(Records that describe figures)
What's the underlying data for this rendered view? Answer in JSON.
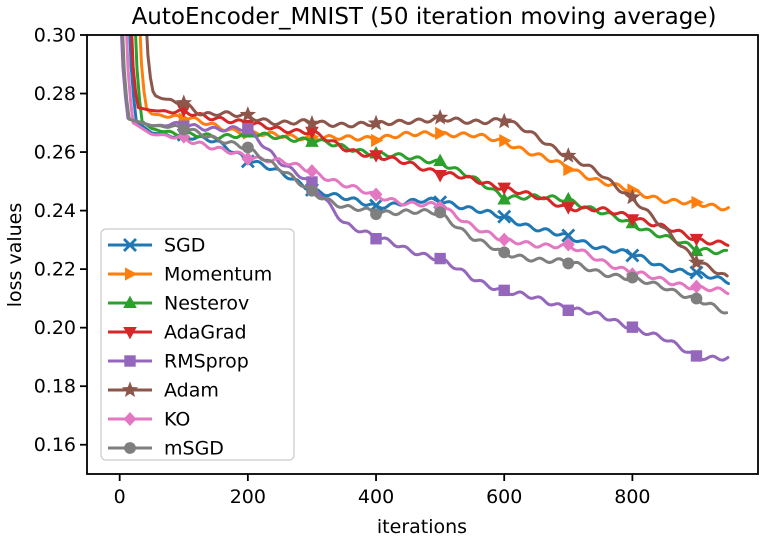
{
  "chart_data": {
    "type": "line",
    "title": "AutoEncoder_MNIST (50 iteration moving average)",
    "xlabel": "iterations",
    "ylabel": "loss values",
    "xlim": [
      -51,
      996
    ],
    "ylim": [
      0.15,
      0.3
    ],
    "grid": false,
    "legend_position": "inside-left",
    "marker_every": 100,
    "xticks": {
      "values": [
        0,
        200,
        400,
        600,
        800
      ],
      "labels": [
        "0",
        "200",
        "400",
        "600",
        "800"
      ]
    },
    "yticks": {
      "values": [
        0.3,
        0.28,
        0.26,
        0.24,
        0.22,
        0.2,
        0.18,
        0.16
      ],
      "labels": [
        "0.30",
        "0.28",
        "0.26",
        "0.24",
        "0.22",
        "0.20",
        "0.18",
        "0.16"
      ]
    },
    "series": [
      {
        "name": "SGD",
        "color": "#1f77b4",
        "marker": "x",
        "points": [
          [
            14,
            0.31
          ],
          [
            19,
            0.284
          ],
          [
            26,
            0.2705
          ],
          [
            50,
            0.2665
          ],
          [
            100,
            0.2655
          ],
          [
            150,
            0.2635
          ],
          [
            200,
            0.2578
          ],
          [
            250,
            0.2528
          ],
          [
            300,
            0.2473
          ],
          [
            350,
            0.2442
          ],
          [
            400,
            0.2415
          ],
          [
            450,
            0.2428
          ],
          [
            500,
            0.2436
          ],
          [
            550,
            0.2405
          ],
          [
            600,
            0.2376
          ],
          [
            650,
            0.234
          ],
          [
            700,
            0.2308
          ],
          [
            750,
            0.2275
          ],
          [
            800,
            0.225
          ],
          [
            850,
            0.2207
          ],
          [
            900,
            0.2182
          ],
          [
            950,
            0.216
          ]
        ]
      },
      {
        "name": "Momentum",
        "color": "#ff7f0e",
        "marker": ">",
        "points": [
          [
            30,
            0.31
          ],
          [
            35,
            0.285
          ],
          [
            42,
            0.2748
          ],
          [
            50,
            0.273
          ],
          [
            100,
            0.2718
          ],
          [
            150,
            0.2688
          ],
          [
            200,
            0.2665
          ],
          [
            250,
            0.2655
          ],
          [
            300,
            0.265
          ],
          [
            350,
            0.2646
          ],
          [
            400,
            0.265
          ],
          [
            450,
            0.2658
          ],
          [
            500,
            0.2665
          ],
          [
            550,
            0.2657
          ],
          [
            600,
            0.2636
          ],
          [
            650,
            0.259
          ],
          [
            700,
            0.2547
          ],
          [
            750,
            0.25
          ],
          [
            800,
            0.2465
          ],
          [
            850,
            0.2437
          ],
          [
            900,
            0.2421
          ],
          [
            950,
            0.241
          ]
        ]
      },
      {
        "name": "Nesterov",
        "color": "#2ca02c",
        "marker": "^",
        "points": [
          [
            23,
            0.31
          ],
          [
            28,
            0.283
          ],
          [
            35,
            0.2705
          ],
          [
            50,
            0.268
          ],
          [
            100,
            0.2657
          ],
          [
            150,
            0.2655
          ],
          [
            200,
            0.266
          ],
          [
            250,
            0.265
          ],
          [
            300,
            0.2642
          ],
          [
            350,
            0.2615
          ],
          [
            400,
            0.2596
          ],
          [
            450,
            0.258
          ],
          [
            500,
            0.2568
          ],
          [
            550,
            0.251
          ],
          [
            600,
            0.2448
          ],
          [
            650,
            0.2445
          ],
          [
            700,
            0.2438
          ],
          [
            750,
            0.2395
          ],
          [
            800,
            0.2353
          ],
          [
            850,
            0.2312
          ],
          [
            900,
            0.2267
          ],
          [
            950,
            0.226
          ]
        ]
      },
      {
        "name": "AdaGrad",
        "color": "#d62728",
        "marker": "v",
        "points": [
          [
            17,
            0.31
          ],
          [
            22,
            0.284
          ],
          [
            29,
            0.2752
          ],
          [
            50,
            0.2742
          ],
          [
            100,
            0.2734
          ],
          [
            150,
            0.2718
          ],
          [
            200,
            0.2696
          ],
          [
            250,
            0.268
          ],
          [
            300,
            0.2666
          ],
          [
            350,
            0.2614
          ],
          [
            400,
            0.2584
          ],
          [
            450,
            0.2562
          ],
          [
            500,
            0.253
          ],
          [
            550,
            0.2505
          ],
          [
            600,
            0.2479
          ],
          [
            650,
            0.2445
          ],
          [
            700,
            0.2411
          ],
          [
            750,
            0.2402
          ],
          [
            800,
            0.238
          ],
          [
            850,
            0.2342
          ],
          [
            900,
            0.2301
          ],
          [
            950,
            0.2288
          ]
        ]
      },
      {
        "name": "RMSprop",
        "color": "#9467bd",
        "marker": "s",
        "points": [
          [
            1,
            0.31
          ],
          [
            6,
            0.284
          ],
          [
            13,
            0.2715
          ],
          [
            50,
            0.269
          ],
          [
            100,
            0.2693
          ],
          [
            150,
            0.268
          ],
          [
            200,
            0.2676
          ],
          [
            250,
            0.257
          ],
          [
            300,
            0.2489
          ],
          [
            350,
            0.236
          ],
          [
            400,
            0.2308
          ],
          [
            450,
            0.2268
          ],
          [
            500,
            0.2233
          ],
          [
            550,
            0.217
          ],
          [
            600,
            0.2124
          ],
          [
            650,
            0.21
          ],
          [
            700,
            0.2069
          ],
          [
            750,
            0.204
          ],
          [
            800,
            0.2002
          ],
          [
            850,
            0.196
          ],
          [
            900,
            0.1903
          ],
          [
            950,
            0.1893
          ]
        ]
      },
      {
        "name": "Adam",
        "color": "#8c564b",
        "marker": "*",
        "points": [
          [
            40,
            0.31
          ],
          [
            45,
            0.289
          ],
          [
            53,
            0.2795
          ],
          [
            75,
            0.2775
          ],
          [
            100,
            0.2768
          ],
          [
            130,
            0.273
          ],
          [
            150,
            0.2732
          ],
          [
            200,
            0.2721
          ],
          [
            250,
            0.27
          ],
          [
            300,
            0.2701
          ],
          [
            350,
            0.2695
          ],
          [
            400,
            0.2693
          ],
          [
            450,
            0.2708
          ],
          [
            500,
            0.271
          ],
          [
            550,
            0.2705
          ],
          [
            600,
            0.271
          ],
          [
            650,
            0.2655
          ],
          [
            700,
            0.2585
          ],
          [
            750,
            0.2525
          ],
          [
            800,
            0.2444
          ],
          [
            850,
            0.2335
          ],
          [
            900,
            0.2233
          ],
          [
            950,
            0.2165
          ]
        ]
      },
      {
        "name": "KO",
        "color": "#e377c2",
        "marker": "D",
        "points": [
          [
            9,
            0.31
          ],
          [
            14,
            0.283
          ],
          [
            21,
            0.27
          ],
          [
            50,
            0.266
          ],
          [
            100,
            0.265
          ],
          [
            150,
            0.261
          ],
          [
            200,
            0.2585
          ],
          [
            250,
            0.257
          ],
          [
            300,
            0.2533
          ],
          [
            350,
            0.249
          ],
          [
            400,
            0.2448
          ],
          [
            450,
            0.2426
          ],
          [
            500,
            0.2415
          ],
          [
            550,
            0.235
          ],
          [
            600,
            0.2295
          ],
          [
            650,
            0.2285
          ],
          [
            700,
            0.2278
          ],
          [
            750,
            0.223
          ],
          [
            800,
            0.2189
          ],
          [
            850,
            0.216
          ],
          [
            900,
            0.2138
          ],
          [
            950,
            0.212
          ]
        ]
      },
      {
        "name": "mSGD",
        "color": "#7f7f7f",
        "marker": "o",
        "points": [
          [
            3,
            0.31
          ],
          [
            8,
            0.283
          ],
          [
            15,
            0.2712
          ],
          [
            50,
            0.269
          ],
          [
            100,
            0.2687
          ],
          [
            150,
            0.264
          ],
          [
            200,
            0.2618
          ],
          [
            250,
            0.254
          ],
          [
            300,
            0.2465
          ],
          [
            350,
            0.241
          ],
          [
            400,
            0.2395
          ],
          [
            450,
            0.2397
          ],
          [
            500,
            0.239
          ],
          [
            550,
            0.231
          ],
          [
            600,
            0.225
          ],
          [
            650,
            0.2235
          ],
          [
            700,
            0.2223
          ],
          [
            750,
            0.219
          ],
          [
            800,
            0.2165
          ],
          [
            850,
            0.214
          ],
          [
            900,
            0.2095
          ],
          [
            950,
            0.2048
          ]
        ]
      }
    ]
  }
}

- _Request_
Find the word "color" in the data and copy out each line where it turns up.

- _Full solution_
        "color": "#1f77b4",
        "color": "#ff7f0e",
        "color": "#2ca02c",
        "color": "#d62728",
        "color": "#9467bd",
        "color": "#8c564b",
        "color": "#e377c2",
        "color": "#7f7f7f",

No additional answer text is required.